**Given instruction**
Set down all of the data that follows word for word, without the images.

[Rows from a figure dataset]
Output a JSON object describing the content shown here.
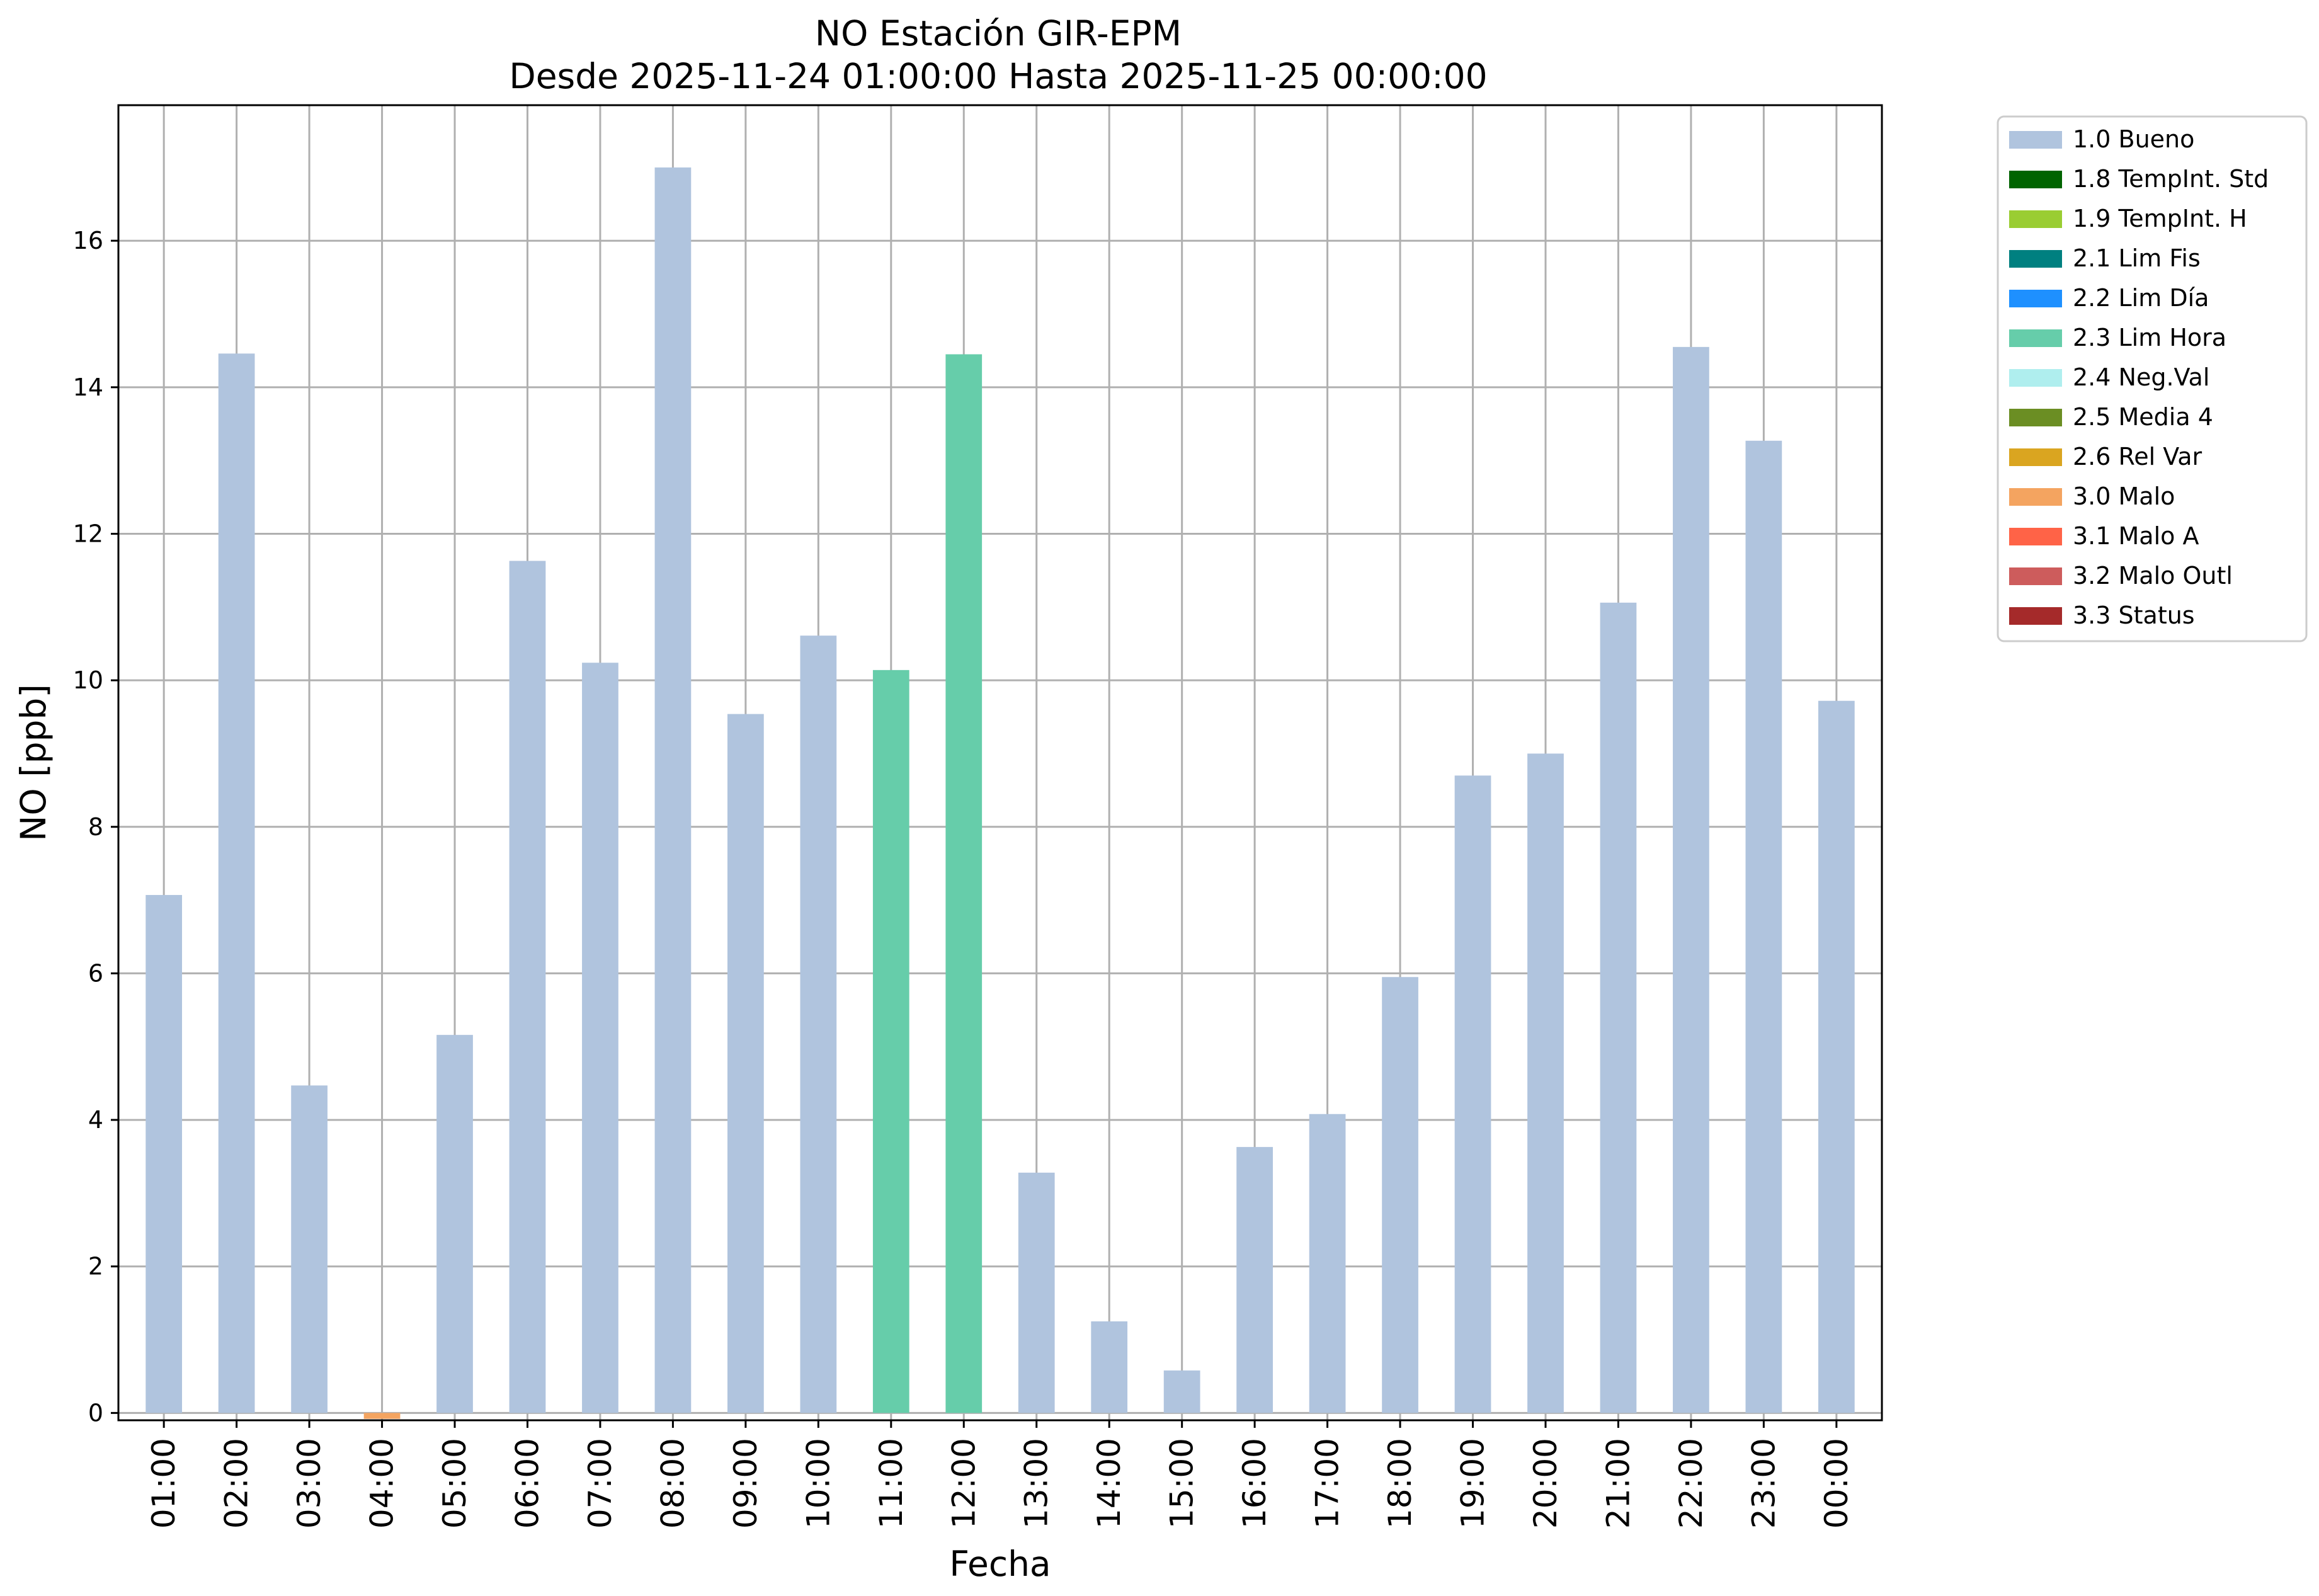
{
  "chart_data": {
    "type": "bar",
    "title_line1": "NO Estación GIR-EPM",
    "title_line2": "Desde 2025-11-24 01:00:00 Hasta 2025-11-25 00:00:00",
    "xlabel": "Fecha",
    "ylabel": "NO [ppb]",
    "ylim": [
      -0.1,
      17.85
    ],
    "yticks": [
      0,
      2,
      4,
      6,
      8,
      10,
      12,
      14,
      16
    ],
    "grid": true,
    "legend_position": "outside-right",
    "categories": [
      "01:00",
      "02:00",
      "03:00",
      "04:00",
      "05:00",
      "06:00",
      "07:00",
      "08:00",
      "09:00",
      "10:00",
      "11:00",
      "12:00",
      "13:00",
      "14:00",
      "15:00",
      "16:00",
      "17:00",
      "18:00",
      "19:00",
      "20:00",
      "21:00",
      "22:00",
      "23:00",
      "00:00"
    ],
    "values": [
      7.07,
      14.46,
      4.47,
      -0.08,
      5.16,
      11.63,
      10.24,
      17.0,
      9.54,
      10.61,
      10.14,
      14.45,
      3.28,
      1.25,
      0.58,
      3.63,
      4.08,
      5.95,
      8.7,
      9.0,
      11.06,
      14.55,
      13.27,
      9.72
    ],
    "flags": [
      "1.0",
      "1.0",
      "1.0",
      "3.0",
      "1.0",
      "1.0",
      "1.0",
      "1.0",
      "1.0",
      "1.0",
      "2.3",
      "2.3",
      "1.0",
      "1.0",
      "1.0",
      "1.0",
      "1.0",
      "1.0",
      "1.0",
      "1.0",
      "1.0",
      "1.0",
      "1.0",
      "1.0"
    ],
    "legend": [
      {
        "code": "1.0",
        "label": "1.0 Bueno",
        "color": "#b0c4de"
      },
      {
        "code": "1.8",
        "label": "1.8 TempInt. Std",
        "color": "#006400"
      },
      {
        "code": "1.9",
        "label": "1.9 TempInt. H",
        "color": "#9acd32"
      },
      {
        "code": "2.1",
        "label": "2.1 Lim Fis",
        "color": "#008080"
      },
      {
        "code": "2.2",
        "label": "2.2 Lim Día",
        "color": "#1e90ff"
      },
      {
        "code": "2.3",
        "label": "2.3 Lim Hora",
        "color": "#66cdaa"
      },
      {
        "code": "2.4",
        "label": "2.4 Neg.Val",
        "color": "#afeeee"
      },
      {
        "code": "2.5",
        "label": "2.5 Media 4",
        "color": "#6b8e23"
      },
      {
        "code": "2.6",
        "label": "2.6 Rel Var",
        "color": "#daa520"
      },
      {
        "code": "3.0",
        "label": "3.0 Malo",
        "color": "#f4a460"
      },
      {
        "code": "3.1",
        "label": "3.1 Malo A",
        "color": "#ff6347"
      },
      {
        "code": "3.2",
        "label": "3.2 Malo Outl",
        "color": "#cd5c5c"
      },
      {
        "code": "3.3",
        "label": "3.3 Status",
        "color": "#a52a2a"
      }
    ]
  }
}
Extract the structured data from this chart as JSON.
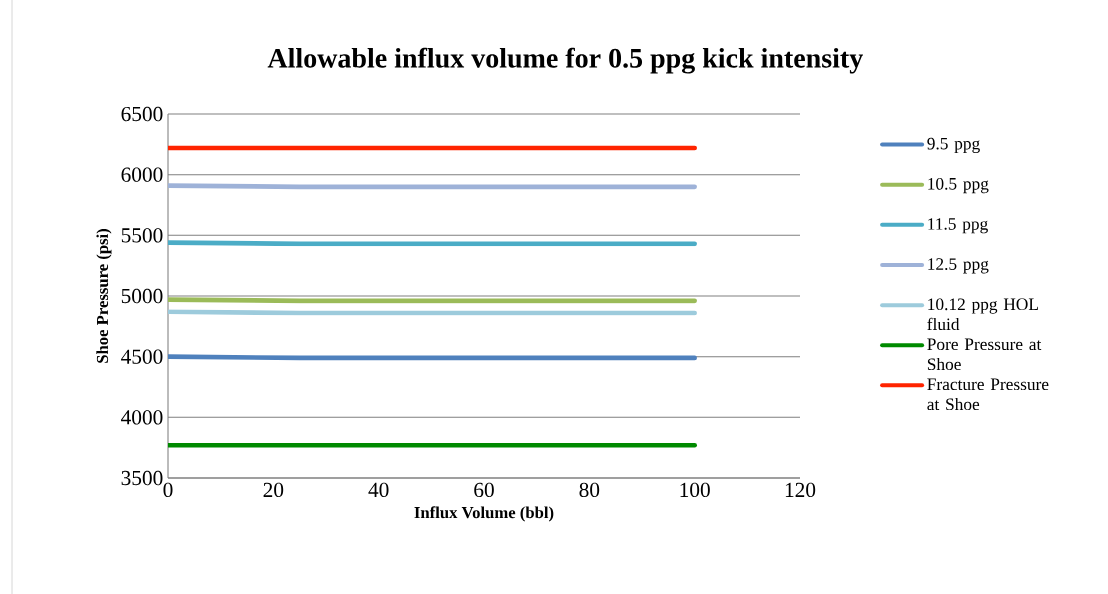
{
  "chart_data": {
    "type": "line",
    "title": "Allowable influx volume for 0.5 ppg kick intensity",
    "xlabel": "Influx Volume (bbl)",
    "ylabel": "Shoe Pressure (psi)",
    "x": [
      0,
      25,
      50,
      75,
      100
    ],
    "series": [
      {
        "name": "9.5 ppg",
        "color": "#4f81bd",
        "values": [
          4500,
          4490,
          4490,
          4490,
          4490
        ]
      },
      {
        "name": "10.5 ppg",
        "color": "#9bbb59",
        "values": [
          4970,
          4960,
          4960,
          4960,
          4960
        ]
      },
      {
        "name": "11.5 ppg",
        "color": "#4bacc6",
        "values": [
          5440,
          5430,
          5430,
          5430,
          5430
        ]
      },
      {
        "name": "12.5 ppg",
        "color": "#9eb2d8",
        "values": [
          5910,
          5900,
          5900,
          5900,
          5900
        ]
      },
      {
        "name": "10.12 ppg HOL fluid",
        "color": "#9dcbdc",
        "values": [
          4870,
          4860,
          4860,
          4860,
          4860
        ]
      },
      {
        "name": "Pore Pressure at Shoe",
        "color": "#008a00",
        "values": [
          3770,
          3770,
          3770,
          3770,
          3770
        ]
      },
      {
        "name": "Fracture Pressure at Shoe",
        "color": "#ff2400",
        "values": [
          6220,
          6220,
          6220,
          6220,
          6220
        ]
      }
    ],
    "xlim": [
      0,
      120
    ],
    "xticks": [
      0,
      20,
      40,
      60,
      80,
      100,
      120
    ],
    "ylim": [
      3500,
      6500
    ],
    "yticks": [
      3500,
      4000,
      4500,
      5000,
      5500,
      6000,
      6500
    ],
    "grid": "y",
    "legend": "right",
    "marker": "none",
    "line_style": "solid"
  }
}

**Completed task**
Output a JSON object describing the content shown here.
{
  "chart_data": {
    "type": "bar",
    "title_line1": "NO Estación GIR-EPM",
    "title_line2": "Desde 2025-11-24 01:00:00 Hasta 2025-11-25 00:00:00",
    "xlabel": "Fecha",
    "ylabel": "NO [ppb]",
    "ylim": [
      -0.1,
      17.85
    ],
    "yticks": [
      0,
      2,
      4,
      6,
      8,
      10,
      12,
      14,
      16
    ],
    "grid": true,
    "legend_position": "outside-right",
    "categories": [
      "01:00",
      "02:00",
      "03:00",
      "04:00",
      "05:00",
      "06:00",
      "07:00",
      "08:00",
      "09:00",
      "10:00",
      "11:00",
      "12:00",
      "13:00",
      "14:00",
      "15:00",
      "16:00",
      "17:00",
      "18:00",
      "19:00",
      "20:00",
      "21:00",
      "22:00",
      "23:00",
      "00:00"
    ],
    "values": [
      7.07,
      14.46,
      4.47,
      -0.08,
      5.16,
      11.63,
      10.24,
      17.0,
      9.54,
      10.61,
      10.14,
      14.45,
      3.28,
      1.25,
      0.58,
      3.63,
      4.08,
      5.95,
      8.7,
      9.0,
      11.06,
      14.55,
      13.27,
      9.72
    ],
    "flags": [
      "1.0",
      "1.0",
      "1.0",
      "3.0",
      "1.0",
      "1.0",
      "1.0",
      "1.0",
      "1.0",
      "1.0",
      "2.3",
      "2.3",
      "1.0",
      "1.0",
      "1.0",
      "1.0",
      "1.0",
      "1.0",
      "1.0",
      "1.0",
      "1.0",
      "1.0",
      "1.0",
      "1.0"
    ],
    "legend": [
      {
        "code": "1.0",
        "label": "1.0 Bueno",
        "color": "#b0c4de"
      },
      {
        "code": "1.8",
        "label": "1.8 TempInt. Std",
        "color": "#006400"
      },
      {
        "code": "1.9",
        "label": "1.9 TempInt. H",
        "color": "#9acd32"
      },
      {
        "code": "2.1",
        "label": "2.1 Lim Fis",
        "color": "#008080"
      },
      {
        "code": "2.2",
        "label": "2.2 Lim Día",
        "color": "#1e90ff"
      },
      {
        "code": "2.3",
        "label": "2.3 Lim Hora",
        "color": "#66cdaa"
      },
      {
        "code": "2.4",
        "label": "2.4 Neg.Val",
        "color": "#afeeee"
      },
      {
        "code": "2.5",
        "label": "2.5 Media 4",
        "color": "#6b8e23"
      },
      {
        "code": "2.6",
        "label": "2.6 Rel Var",
        "color": "#daa520"
      },
      {
        "code": "3.0",
        "label": "3.0 Malo",
        "color": "#f4a460"
      },
      {
        "code": "3.1",
        "label": "3.1 Malo A",
        "color": "#ff6347"
      },
      {
        "code": "3.2",
        "label": "3.2 Malo Outl",
        "color": "#cd5c5c"
      },
      {
        "code": "3.3",
        "label": "3.3 Status",
        "color": "#a52a2a"
      }
    ]
  }
}
Extract the structured data from this chart as JSON.
{
  "chart_data": {
    "type": "line",
    "title": "Allowable influx volume for 0.5 ppg kick intensity",
    "xlabel": "Influx Volume (bbl)",
    "ylabel": "Shoe Pressure (psi)",
    "x": [
      0,
      25,
      50,
      75,
      100
    ],
    "series": [
      {
        "name": "9.5 ppg",
        "color": "#4f81bd",
        "values": [
          4500,
          4490,
          4490,
          4490,
          4490
        ]
      },
      {
        "name": "10.5 ppg",
        "color": "#9bbb59",
        "values": [
          4970,
          4960,
          4960,
          4960,
          4960
        ]
      },
      {
        "name": "11.5 ppg",
        "color": "#4bacc6",
        "values": [
          5440,
          5430,
          5430,
          5430,
          5430
        ]
      },
      {
        "name": "12.5 ppg",
        "color": "#9eb2d8",
        "values": [
          5910,
          5900,
          5900,
          5900,
          5900
        ]
      },
      {
        "name": "10.12 ppg HOL fluid",
        "color": "#9dcbdc",
        "values": [
          4870,
          4860,
          4860,
          4860,
          4860
        ]
      },
      {
        "name": "Pore Pressure at Shoe",
        "color": "#008a00",
        "values": [
          3770,
          3770,
          3770,
          3770,
          3770
        ]
      },
      {
        "name": "Fracture Pressure at Shoe",
        "color": "#ff2400",
        "values": [
          6220,
          6220,
          6220,
          6220,
          6220
        ]
      }
    ],
    "xlim": [
      0,
      120
    ],
    "xticks": [
      0,
      20,
      40,
      60,
      80,
      100,
      120
    ],
    "ylim": [
      3500,
      6500
    ],
    "yticks": [
      3500,
      4000,
      4500,
      5000,
      5500,
      6000,
      6500
    ],
    "grid": "y",
    "legend": "right",
    "marker": "none",
    "line_style": "solid"
  }
}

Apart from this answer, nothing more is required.